— Start Data excerpts —
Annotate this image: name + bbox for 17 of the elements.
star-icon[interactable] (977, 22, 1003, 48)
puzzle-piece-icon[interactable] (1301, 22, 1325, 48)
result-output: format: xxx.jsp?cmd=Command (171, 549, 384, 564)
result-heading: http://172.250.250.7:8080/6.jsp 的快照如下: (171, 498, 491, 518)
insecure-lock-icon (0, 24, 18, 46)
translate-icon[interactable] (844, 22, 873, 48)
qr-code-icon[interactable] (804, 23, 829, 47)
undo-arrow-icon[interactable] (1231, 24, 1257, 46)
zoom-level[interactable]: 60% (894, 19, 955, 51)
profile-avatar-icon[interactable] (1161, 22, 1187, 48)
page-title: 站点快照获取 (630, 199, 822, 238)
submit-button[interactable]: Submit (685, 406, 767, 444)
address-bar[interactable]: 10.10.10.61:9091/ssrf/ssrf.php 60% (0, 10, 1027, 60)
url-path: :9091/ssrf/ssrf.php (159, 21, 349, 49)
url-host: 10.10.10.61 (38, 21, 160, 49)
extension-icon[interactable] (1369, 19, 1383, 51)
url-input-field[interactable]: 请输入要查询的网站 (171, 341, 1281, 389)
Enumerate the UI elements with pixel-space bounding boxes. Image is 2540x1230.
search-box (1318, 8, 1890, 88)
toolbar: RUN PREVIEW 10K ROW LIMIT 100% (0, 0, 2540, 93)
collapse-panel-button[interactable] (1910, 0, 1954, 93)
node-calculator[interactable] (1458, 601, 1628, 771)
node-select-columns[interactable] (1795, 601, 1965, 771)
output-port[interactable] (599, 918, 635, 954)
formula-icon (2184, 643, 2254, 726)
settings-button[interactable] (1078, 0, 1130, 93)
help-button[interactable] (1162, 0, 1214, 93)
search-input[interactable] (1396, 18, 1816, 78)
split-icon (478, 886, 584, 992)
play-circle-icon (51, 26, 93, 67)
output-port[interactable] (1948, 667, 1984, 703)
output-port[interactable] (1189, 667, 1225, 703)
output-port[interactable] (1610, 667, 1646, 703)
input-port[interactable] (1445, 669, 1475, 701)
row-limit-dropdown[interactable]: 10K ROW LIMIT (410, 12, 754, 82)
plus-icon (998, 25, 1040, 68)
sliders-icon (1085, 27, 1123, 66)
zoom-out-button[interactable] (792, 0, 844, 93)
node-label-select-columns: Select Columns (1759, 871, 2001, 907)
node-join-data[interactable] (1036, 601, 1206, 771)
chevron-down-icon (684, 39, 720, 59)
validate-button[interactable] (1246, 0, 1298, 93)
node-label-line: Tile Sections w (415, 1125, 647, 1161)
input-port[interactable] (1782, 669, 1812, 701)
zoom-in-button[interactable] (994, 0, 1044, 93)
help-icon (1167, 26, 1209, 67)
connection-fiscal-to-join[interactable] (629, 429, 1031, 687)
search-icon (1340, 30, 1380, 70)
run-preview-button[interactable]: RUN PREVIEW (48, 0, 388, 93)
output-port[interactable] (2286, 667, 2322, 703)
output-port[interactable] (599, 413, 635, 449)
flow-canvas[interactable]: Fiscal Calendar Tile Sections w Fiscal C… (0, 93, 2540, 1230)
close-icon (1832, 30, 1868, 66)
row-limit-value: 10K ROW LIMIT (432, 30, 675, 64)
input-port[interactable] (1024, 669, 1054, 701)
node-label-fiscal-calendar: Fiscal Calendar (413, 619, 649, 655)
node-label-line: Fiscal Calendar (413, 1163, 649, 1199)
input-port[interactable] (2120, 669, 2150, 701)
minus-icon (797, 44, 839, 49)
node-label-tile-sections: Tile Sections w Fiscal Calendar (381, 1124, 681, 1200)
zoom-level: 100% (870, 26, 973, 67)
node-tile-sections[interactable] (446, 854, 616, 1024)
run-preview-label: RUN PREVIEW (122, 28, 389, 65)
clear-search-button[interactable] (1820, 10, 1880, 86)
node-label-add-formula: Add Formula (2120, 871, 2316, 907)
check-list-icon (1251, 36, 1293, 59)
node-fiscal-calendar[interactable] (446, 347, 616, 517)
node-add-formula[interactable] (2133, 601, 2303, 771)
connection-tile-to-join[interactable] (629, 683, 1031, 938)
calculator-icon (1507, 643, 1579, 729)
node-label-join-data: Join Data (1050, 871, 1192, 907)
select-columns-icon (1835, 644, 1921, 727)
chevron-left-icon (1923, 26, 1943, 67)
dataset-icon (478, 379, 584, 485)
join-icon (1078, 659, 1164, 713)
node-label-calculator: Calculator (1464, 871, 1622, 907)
— End Data excerpts —
Exercise directions: Please copy the items above line for line without changes, beginning with the first line and ending after the line that contains "node-select-columns[interactable] (1795, 601, 1965, 771)".

Solution for this exercise:
Annotate this image: name + bbox for 17 of the elements.
star-icon[interactable] (977, 22, 1003, 48)
puzzle-piece-icon[interactable] (1301, 22, 1325, 48)
result-output: format: xxx.jsp?cmd=Command (171, 549, 384, 564)
result-heading: http://172.250.250.7:8080/6.jsp 的快照如下: (171, 498, 491, 518)
insecure-lock-icon (0, 24, 18, 46)
translate-icon[interactable] (844, 22, 873, 48)
qr-code-icon[interactable] (804, 23, 829, 47)
undo-arrow-icon[interactable] (1231, 24, 1257, 46)
zoom-level[interactable]: 60% (894, 19, 955, 51)
profile-avatar-icon[interactable] (1161, 22, 1187, 48)
page-title: 站点快照获取 (630, 199, 822, 238)
submit-button[interactable]: Submit (685, 406, 767, 444)
address-bar[interactable]: 10.10.10.61:9091/ssrf/ssrf.php 60% (0, 10, 1027, 60)
url-path: :9091/ssrf/ssrf.php (159, 21, 349, 49)
url-host: 10.10.10.61 (38, 21, 160, 49)
extension-icon[interactable] (1369, 19, 1383, 51)
url-input-field[interactable]: 请输入要查询的网站 (171, 341, 1281, 389)
Enumerate the UI elements with pixel-space bounding boxes. Image is 2540x1230.
search-box (1318, 8, 1890, 88)
toolbar: RUN PREVIEW 10K ROW LIMIT 100% (0, 0, 2540, 93)
collapse-panel-button[interactable] (1910, 0, 1954, 93)
node-calculator[interactable] (1458, 601, 1628, 771)
node-select-columns[interactable] (1795, 601, 1965, 771)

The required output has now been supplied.